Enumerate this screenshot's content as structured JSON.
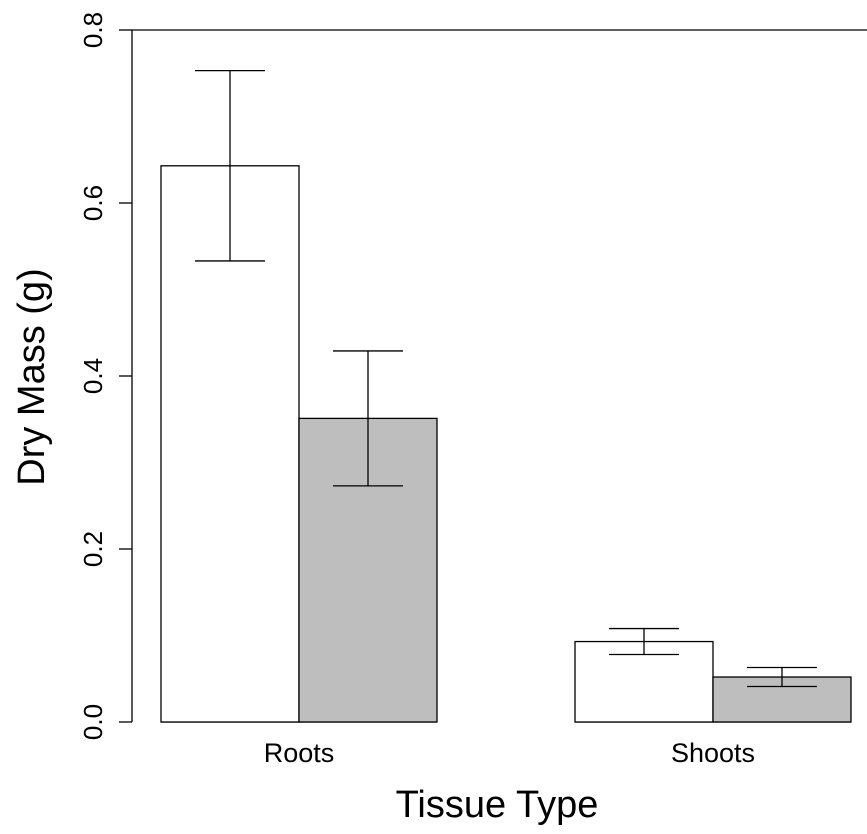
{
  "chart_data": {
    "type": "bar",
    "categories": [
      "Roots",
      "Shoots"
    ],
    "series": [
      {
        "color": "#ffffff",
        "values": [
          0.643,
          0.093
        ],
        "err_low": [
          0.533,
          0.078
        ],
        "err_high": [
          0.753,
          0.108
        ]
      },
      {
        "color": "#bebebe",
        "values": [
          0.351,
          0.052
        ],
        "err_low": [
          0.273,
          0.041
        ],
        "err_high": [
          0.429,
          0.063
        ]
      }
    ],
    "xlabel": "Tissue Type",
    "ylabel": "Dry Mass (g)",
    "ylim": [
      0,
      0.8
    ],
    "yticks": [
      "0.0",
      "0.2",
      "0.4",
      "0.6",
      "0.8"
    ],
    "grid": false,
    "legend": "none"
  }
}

> **STATED PROBLEM**:
Extract the full listing exactly, with the pictures left out.

> **THE SOLUTION**:
Enumerate this screenshot's content as structured JSON.
{
  "chart_data": {
    "type": "bar",
    "categories": [
      "Roots",
      "Shoots"
    ],
    "series": [
      {
        "color": "#ffffff",
        "values": [
          0.643,
          0.093
        ],
        "err_low": [
          0.533,
          0.078
        ],
        "err_high": [
          0.753,
          0.108
        ]
      },
      {
        "color": "#bebebe",
        "values": [
          0.351,
          0.052
        ],
        "err_low": [
          0.273,
          0.041
        ],
        "err_high": [
          0.429,
          0.063
        ]
      }
    ],
    "xlabel": "Tissue Type",
    "ylabel": "Dry Mass (g)",
    "ylim": [
      0,
      0.8
    ],
    "yticks": [
      "0.0",
      "0.2",
      "0.4",
      "0.6",
      "0.8"
    ],
    "grid": false,
    "legend": "none"
  }
}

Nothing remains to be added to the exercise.